**** Task input ****
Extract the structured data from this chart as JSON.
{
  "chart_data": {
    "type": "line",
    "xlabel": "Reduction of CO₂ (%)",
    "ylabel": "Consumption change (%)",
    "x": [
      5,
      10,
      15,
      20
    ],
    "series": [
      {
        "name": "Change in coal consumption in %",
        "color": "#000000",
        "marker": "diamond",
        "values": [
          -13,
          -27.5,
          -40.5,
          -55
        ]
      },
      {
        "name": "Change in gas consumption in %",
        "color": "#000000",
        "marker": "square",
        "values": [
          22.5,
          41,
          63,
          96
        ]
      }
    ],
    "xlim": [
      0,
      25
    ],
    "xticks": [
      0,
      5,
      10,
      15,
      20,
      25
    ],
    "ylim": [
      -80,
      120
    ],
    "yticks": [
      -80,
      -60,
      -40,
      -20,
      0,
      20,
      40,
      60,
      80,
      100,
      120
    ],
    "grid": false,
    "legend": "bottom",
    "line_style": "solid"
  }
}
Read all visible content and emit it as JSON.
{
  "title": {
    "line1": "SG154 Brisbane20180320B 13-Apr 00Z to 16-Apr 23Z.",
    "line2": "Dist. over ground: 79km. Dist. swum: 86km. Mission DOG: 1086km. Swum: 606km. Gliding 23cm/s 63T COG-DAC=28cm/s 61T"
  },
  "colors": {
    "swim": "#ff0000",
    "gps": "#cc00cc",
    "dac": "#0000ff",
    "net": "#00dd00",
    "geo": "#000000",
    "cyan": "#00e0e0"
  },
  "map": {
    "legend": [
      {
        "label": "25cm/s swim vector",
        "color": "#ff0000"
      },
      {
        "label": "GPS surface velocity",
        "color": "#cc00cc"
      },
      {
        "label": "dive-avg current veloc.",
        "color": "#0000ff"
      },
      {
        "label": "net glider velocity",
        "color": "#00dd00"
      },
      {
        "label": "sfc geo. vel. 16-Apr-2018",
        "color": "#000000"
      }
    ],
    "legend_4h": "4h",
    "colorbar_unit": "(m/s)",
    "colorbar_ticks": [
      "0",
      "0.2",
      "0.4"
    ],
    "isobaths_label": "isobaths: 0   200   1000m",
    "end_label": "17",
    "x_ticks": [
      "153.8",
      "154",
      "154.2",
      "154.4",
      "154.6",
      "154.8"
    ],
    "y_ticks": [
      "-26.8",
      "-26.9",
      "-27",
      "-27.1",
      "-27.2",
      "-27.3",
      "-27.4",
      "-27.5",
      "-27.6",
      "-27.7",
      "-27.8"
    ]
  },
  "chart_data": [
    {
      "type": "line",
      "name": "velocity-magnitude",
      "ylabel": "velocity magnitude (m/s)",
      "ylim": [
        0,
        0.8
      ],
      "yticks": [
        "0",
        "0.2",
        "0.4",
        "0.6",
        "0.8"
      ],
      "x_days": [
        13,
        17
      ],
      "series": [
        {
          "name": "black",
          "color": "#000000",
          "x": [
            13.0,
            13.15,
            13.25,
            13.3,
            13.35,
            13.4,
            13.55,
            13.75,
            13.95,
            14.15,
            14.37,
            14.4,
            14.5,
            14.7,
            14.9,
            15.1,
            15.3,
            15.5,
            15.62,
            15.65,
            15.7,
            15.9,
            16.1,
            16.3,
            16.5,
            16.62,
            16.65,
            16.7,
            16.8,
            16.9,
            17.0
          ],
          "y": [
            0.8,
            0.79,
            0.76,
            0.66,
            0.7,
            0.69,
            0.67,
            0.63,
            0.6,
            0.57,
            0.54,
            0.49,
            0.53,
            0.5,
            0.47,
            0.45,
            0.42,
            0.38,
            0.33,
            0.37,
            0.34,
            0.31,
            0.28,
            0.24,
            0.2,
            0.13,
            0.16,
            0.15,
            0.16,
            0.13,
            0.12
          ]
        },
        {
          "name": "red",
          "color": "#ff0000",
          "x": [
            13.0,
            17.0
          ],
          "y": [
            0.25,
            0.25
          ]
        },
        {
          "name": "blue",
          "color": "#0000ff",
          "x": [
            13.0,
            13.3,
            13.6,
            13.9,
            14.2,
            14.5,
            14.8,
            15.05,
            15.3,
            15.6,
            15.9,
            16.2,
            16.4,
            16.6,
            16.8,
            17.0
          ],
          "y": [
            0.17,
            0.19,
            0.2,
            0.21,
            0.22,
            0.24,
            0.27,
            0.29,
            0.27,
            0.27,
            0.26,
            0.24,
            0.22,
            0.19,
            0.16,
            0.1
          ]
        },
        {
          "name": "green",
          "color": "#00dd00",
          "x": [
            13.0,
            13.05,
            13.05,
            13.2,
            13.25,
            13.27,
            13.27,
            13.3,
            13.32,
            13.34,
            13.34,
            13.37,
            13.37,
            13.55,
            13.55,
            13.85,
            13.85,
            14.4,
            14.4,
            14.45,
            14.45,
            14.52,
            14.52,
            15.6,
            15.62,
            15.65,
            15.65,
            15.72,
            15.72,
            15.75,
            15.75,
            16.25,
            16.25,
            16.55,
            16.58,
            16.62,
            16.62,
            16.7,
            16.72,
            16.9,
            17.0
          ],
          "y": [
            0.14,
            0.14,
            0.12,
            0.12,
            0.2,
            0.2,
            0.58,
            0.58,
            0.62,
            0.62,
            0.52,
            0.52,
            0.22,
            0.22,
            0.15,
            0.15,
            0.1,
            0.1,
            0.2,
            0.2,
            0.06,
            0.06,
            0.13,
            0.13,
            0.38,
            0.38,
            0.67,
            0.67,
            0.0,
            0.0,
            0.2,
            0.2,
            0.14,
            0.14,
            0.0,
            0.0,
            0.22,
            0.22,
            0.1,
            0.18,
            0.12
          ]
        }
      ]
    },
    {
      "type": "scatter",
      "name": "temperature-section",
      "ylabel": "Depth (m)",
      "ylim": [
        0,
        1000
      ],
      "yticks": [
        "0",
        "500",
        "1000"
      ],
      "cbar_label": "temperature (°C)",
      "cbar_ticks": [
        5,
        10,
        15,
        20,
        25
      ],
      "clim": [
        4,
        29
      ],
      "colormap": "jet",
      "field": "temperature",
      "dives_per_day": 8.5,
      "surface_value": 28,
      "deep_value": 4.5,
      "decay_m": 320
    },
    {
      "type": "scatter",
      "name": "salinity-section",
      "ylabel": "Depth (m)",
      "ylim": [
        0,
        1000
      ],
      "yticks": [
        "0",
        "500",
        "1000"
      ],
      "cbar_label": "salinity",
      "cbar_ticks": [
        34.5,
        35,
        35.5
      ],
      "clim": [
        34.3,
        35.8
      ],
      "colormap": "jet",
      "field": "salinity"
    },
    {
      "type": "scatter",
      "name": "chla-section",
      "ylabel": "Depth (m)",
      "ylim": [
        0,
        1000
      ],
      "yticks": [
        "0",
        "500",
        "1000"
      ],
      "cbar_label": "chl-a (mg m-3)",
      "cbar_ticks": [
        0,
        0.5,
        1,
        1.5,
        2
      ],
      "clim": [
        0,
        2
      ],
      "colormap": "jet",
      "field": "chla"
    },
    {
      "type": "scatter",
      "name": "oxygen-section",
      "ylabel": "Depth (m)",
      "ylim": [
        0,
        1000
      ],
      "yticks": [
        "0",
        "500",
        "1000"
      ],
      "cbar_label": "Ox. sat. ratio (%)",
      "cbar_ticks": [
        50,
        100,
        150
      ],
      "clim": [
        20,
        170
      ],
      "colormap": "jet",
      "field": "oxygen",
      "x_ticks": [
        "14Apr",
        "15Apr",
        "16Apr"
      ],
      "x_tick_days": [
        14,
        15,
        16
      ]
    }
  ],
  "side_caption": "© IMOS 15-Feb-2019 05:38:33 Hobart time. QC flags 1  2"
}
****
Exercise objective:
Repeat the data in its entirety, character for character.

Task solution:
Extract the structured data from this chart as JSON.
{
  "chart_data": {
    "type": "line",
    "xlabel": "Reduction of CO₂ (%)",
    "ylabel": "Consumption change (%)",
    "x": [
      5,
      10,
      15,
      20
    ],
    "series": [
      {
        "name": "Change in coal consumption in %",
        "color": "#000000",
        "marker": "diamond",
        "values": [
          -13,
          -27.5,
          -40.5,
          -55
        ]
      },
      {
        "name": "Change in gas consumption in %",
        "color": "#000000",
        "marker": "square",
        "values": [
          22.5,
          41,
          63,
          96
        ]
      }
    ],
    "xlim": [
      0,
      25
    ],
    "xticks": [
      0,
      5,
      10,
      15,
      20,
      25
    ],
    "ylim": [
      -80,
      120
    ],
    "yticks": [
      -80,
      -60,
      -40,
      -20,
      0,
      20,
      40,
      60,
      80,
      100,
      120
    ],
    "grid": false,
    "legend": "bottom",
    "line_style": "solid"
  }
}
Read all visible content and emit it as JSON.
{
  "title": {
    "line1": "SG154 Brisbane20180320B 13-Apr 00Z to 16-Apr 23Z.",
    "line2": "Dist. over ground: 79km. Dist. swum: 86km. Mission DOG: 1086km. Swum: 606km. Gliding 23cm/s 63T COG-DAC=28cm/s 61T"
  },
  "colors": {
    "swim": "#ff0000",
    "gps": "#cc00cc",
    "dac": "#0000ff",
    "net": "#00dd00",
    "geo": "#000000",
    "cyan": "#00e0e0"
  },
  "map": {
    "legend": [
      {
        "label": "25cm/s swim vector",
        "color": "#ff0000"
      },
      {
        "label": "GPS surface velocity",
        "color": "#cc00cc"
      },
      {
        "label": "dive-avg current veloc.",
        "color": "#0000ff"
      },
      {
        "label": "net glider velocity",
        "color": "#00dd00"
      },
      {
        "label": "sfc geo. vel. 16-Apr-2018",
        "color": "#000000"
      }
    ],
    "legend_4h": "4h",
    "colorbar_unit": "(m/s)",
    "colorbar_ticks": [
      "0",
      "0.2",
      "0.4"
    ],
    "isobaths_label": "isobaths: 0   200   1000m",
    "end_label": "17",
    "x_ticks": [
      "153.8",
      "154",
      "154.2",
      "154.4",
      "154.6",
      "154.8"
    ],
    "y_ticks": [
      "-26.8",
      "-26.9",
      "-27",
      "-27.1",
      "-27.2",
      "-27.3",
      "-27.4",
      "-27.5",
      "-27.6",
      "-27.7",
      "-27.8"
    ]
  },
  "chart_data": [
    {
      "type": "line",
      "name": "velocity-magnitude",
      "ylabel": "velocity magnitude (m/s)",
      "ylim": [
        0,
        0.8
      ],
      "yticks": [
        "0",
        "0.2",
        "0.4",
        "0.6",
        "0.8"
      ],
      "x_days": [
        13,
        17
      ],
      "series": [
        {
          "name": "black",
          "color": "#000000",
          "x": [
            13.0,
            13.15,
            13.25,
            13.3,
            13.35,
            13.4,
            13.55,
            13.75,
            13.95,
            14.15,
            14.37,
            14.4,
            14.5,
            14.7,
            14.9,
            15.1,
            15.3,
            15.5,
            15.62,
            15.65,
            15.7,
            15.9,
            16.1,
            16.3,
            16.5,
            16.62,
            16.65,
            16.7,
            16.8,
            16.9,
            17.0
          ],
          "y": [
            0.8,
            0.79,
            0.76,
            0.66,
            0.7,
            0.69,
            0.67,
            0.63,
            0.6,
            0.57,
            0.54,
            0.49,
            0.53,
            0.5,
            0.47,
            0.45,
            0.42,
            0.38,
            0.33,
            0.37,
            0.34,
            0.31,
            0.28,
            0.24,
            0.2,
            0.13,
            0.16,
            0.15,
            0.16,
            0.13,
            0.12
          ]
        },
        {
          "name": "red",
          "color": "#ff0000",
          "x": [
            13.0,
            17.0
          ],
          "y": [
            0.25,
            0.25
          ]
        },
        {
          "name": "blue",
          "color": "#0000ff",
          "x": [
            13.0,
            13.3,
            13.6,
            13.9,
            14.2,
            14.5,
            14.8,
            15.05,
            15.3,
            15.6,
            15.9,
            16.2,
            16.4,
            16.6,
            16.8,
            17.0
          ],
          "y": [
            0.17,
            0.19,
            0.2,
            0.21,
            0.22,
            0.24,
            0.27,
            0.29,
            0.27,
            0.27,
            0.26,
            0.24,
            0.22,
            0.19,
            0.16,
            0.1
          ]
        },
        {
          "name": "green",
          "color": "#00dd00",
          "x": [
            13.0,
            13.05,
            13.05,
            13.2,
            13.25,
            13.27,
            13.27,
            13.3,
            13.32,
            13.34,
            13.34,
            13.37,
            13.37,
            13.55,
            13.55,
            13.85,
            13.85,
            14.4,
            14.4,
            14.45,
            14.45,
            14.52,
            14.52,
            15.6,
            15.62,
            15.65,
            15.65,
            15.72,
            15.72,
            15.75,
            15.75,
            16.25,
            16.25,
            16.55,
            16.58,
            16.62,
            16.62,
            16.7,
            16.72,
            16.9,
            17.0
          ],
          "y": [
            0.14,
            0.14,
            0.12,
            0.12,
            0.2,
            0.2,
            0.58,
            0.58,
            0.62,
            0.62,
            0.52,
            0.52,
            0.22,
            0.22,
            0.15,
            0.15,
            0.1,
            0.1,
            0.2,
            0.2,
            0.06,
            0.06,
            0.13,
            0.13,
            0.38,
            0.38,
            0.67,
            0.67,
            0.0,
            0.0,
            0.2,
            0.2,
            0.14,
            0.14,
            0.0,
            0.0,
            0.22,
            0.22,
            0.1,
            0.18,
            0.12
          ]
        }
      ]
    },
    {
      "type": "scatter",
      "name": "temperature-section",
      "ylabel": "Depth (m)",
      "ylim": [
        0,
        1000
      ],
      "yticks": [
        "0",
        "500",
        "1000"
      ],
      "cbar_label": "temperature (°C)",
      "cbar_ticks": [
        5,
        10,
        15,
        20,
        25
      ],
      "clim": [
        4,
        29
      ],
      "colormap": "jet",
      "field": "temperature",
      "dives_per_day": 8.5,
      "surface_value": 28,
      "deep_value": 4.5,
      "decay_m": 320
    },
    {
      "type": "scatter",
      "name": "salinity-section",
      "ylabel": "Depth (m)",
      "ylim": [
        0,
        1000
      ],
      "yticks": [
        "0",
        "500",
        "1000"
      ],
      "cbar_label": "salinity",
      "cbar_ticks": [
        34.5,
        35,
        35.5
      ],
      "clim": [
        34.3,
        35.8
      ],
      "colormap": "jet",
      "field": "salinity"
    },
    {
      "type": "scatter",
      "name": "chla-section",
      "ylabel": "Depth (m)",
      "ylim": [
        0,
        1000
      ],
      "yticks": [
        "0",
        "500",
        "1000"
      ],
      "cbar_label": "chl-a (mg m-3)",
      "cbar_ticks": [
        0,
        0.5,
        1,
        1.5,
        2
      ],
      "clim": [
        0,
        2
      ],
      "colormap": "jet",
      "field": "chla"
    },
    {
      "type": "scatter",
      "name": "oxygen-section",
      "ylabel": "Depth (m)",
      "ylim": [
        0,
        1000
      ],
      "yticks": [
        "0",
        "500",
        "1000"
      ],
      "cbar_label": "Ox. sat. ratio (%)",
      "cbar_ticks": [
        50,
        100,
        150
      ],
      "clim": [
        20,
        170
      ],
      "colormap": "jet",
      "field": "oxygen",
      "x_ticks": [
        "14Apr",
        "15Apr",
        "16Apr"
      ],
      "x_tick_days": [
        14,
        15,
        16
      ]
    }
  ],
  "side_caption": "© IMOS 15-Feb-2019 05:38:33 Hobart time. QC flags 1  2"
}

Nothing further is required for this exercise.